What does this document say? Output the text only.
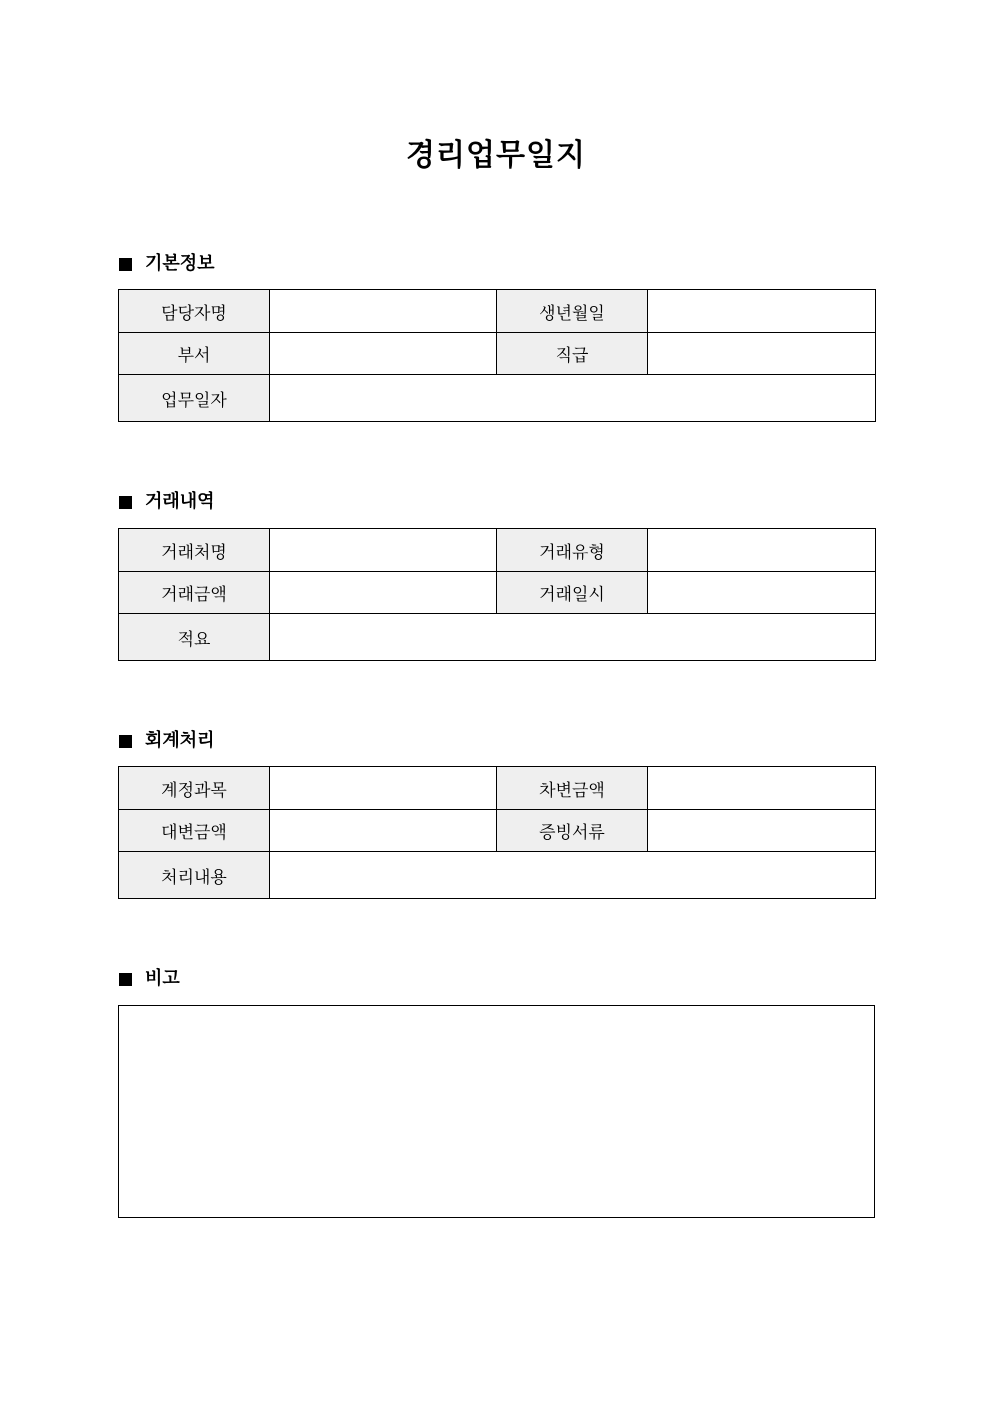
경리업무일지
기본정보
담당자명		생년월일	
부서		직급	
업무일자			
거래내역
거래처명		거래유형	
거래금액		거래일시	
적요			
회계처리
계정과목		차변금액	
대변금액		증빙서류	
처리내용			
비고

* Work to do
Leave out the pictures and retype every line above exactly.

* Written response
What does this document say? Output the text only.
경리업무일지
기본정보
담당자명		생년월일	
부서		직급	
업무일자			
거래내역
거래처명		거래유형	
거래금액		거래일시	
적요			
회계처리
계정과목		차변금액	
대변금액		증빙서류	
처리내용			
비고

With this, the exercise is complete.